__EXERCISE OBJECTIVE__
Answer with one number only: the number of lines that contain "this".

============

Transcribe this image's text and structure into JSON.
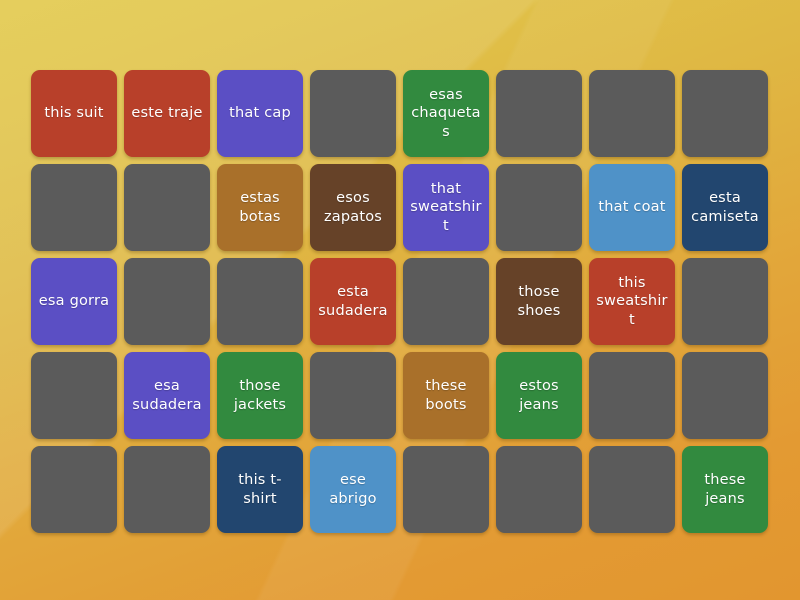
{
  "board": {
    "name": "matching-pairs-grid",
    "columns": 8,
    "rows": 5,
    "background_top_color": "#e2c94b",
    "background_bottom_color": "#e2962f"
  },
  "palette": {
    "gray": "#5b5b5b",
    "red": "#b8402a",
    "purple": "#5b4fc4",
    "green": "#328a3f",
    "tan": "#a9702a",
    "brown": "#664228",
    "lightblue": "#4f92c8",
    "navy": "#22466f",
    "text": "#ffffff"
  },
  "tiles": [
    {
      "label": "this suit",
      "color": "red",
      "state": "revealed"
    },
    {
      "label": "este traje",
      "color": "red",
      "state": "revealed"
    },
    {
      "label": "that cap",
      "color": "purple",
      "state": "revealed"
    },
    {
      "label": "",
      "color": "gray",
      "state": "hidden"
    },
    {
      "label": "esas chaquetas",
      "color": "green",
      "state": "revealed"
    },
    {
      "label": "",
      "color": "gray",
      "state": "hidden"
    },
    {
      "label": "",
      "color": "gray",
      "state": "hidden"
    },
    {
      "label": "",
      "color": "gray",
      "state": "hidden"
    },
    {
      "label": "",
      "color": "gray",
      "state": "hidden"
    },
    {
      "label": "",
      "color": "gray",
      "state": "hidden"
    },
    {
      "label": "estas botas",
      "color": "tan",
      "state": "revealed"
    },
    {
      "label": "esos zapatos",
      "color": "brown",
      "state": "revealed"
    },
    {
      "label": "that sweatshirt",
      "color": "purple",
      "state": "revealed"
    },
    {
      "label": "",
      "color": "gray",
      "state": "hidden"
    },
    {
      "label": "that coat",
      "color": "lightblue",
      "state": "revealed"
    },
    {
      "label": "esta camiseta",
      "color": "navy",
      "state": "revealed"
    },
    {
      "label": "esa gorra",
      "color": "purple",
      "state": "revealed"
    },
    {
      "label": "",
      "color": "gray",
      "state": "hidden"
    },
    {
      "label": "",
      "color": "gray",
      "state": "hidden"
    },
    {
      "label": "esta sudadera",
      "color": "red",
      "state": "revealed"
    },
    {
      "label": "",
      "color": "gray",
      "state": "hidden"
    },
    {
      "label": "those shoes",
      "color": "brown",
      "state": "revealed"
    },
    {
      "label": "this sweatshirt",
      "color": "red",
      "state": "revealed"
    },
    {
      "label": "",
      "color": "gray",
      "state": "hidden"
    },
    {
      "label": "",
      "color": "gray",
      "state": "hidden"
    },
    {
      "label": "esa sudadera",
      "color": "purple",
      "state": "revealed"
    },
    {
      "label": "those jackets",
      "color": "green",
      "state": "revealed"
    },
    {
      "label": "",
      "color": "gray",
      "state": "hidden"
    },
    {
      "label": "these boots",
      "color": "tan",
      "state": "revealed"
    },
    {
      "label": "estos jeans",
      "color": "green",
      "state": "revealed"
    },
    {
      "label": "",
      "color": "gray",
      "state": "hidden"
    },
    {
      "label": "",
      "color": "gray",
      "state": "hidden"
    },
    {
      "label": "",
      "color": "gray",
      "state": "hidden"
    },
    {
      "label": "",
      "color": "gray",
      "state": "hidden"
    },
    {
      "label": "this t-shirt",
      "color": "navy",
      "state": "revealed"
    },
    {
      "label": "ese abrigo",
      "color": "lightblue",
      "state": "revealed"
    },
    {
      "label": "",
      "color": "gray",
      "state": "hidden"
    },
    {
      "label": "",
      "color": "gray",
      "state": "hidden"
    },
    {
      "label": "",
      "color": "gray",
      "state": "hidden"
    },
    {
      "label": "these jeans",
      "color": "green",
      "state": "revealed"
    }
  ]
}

============

__FULL SOLUTION__
4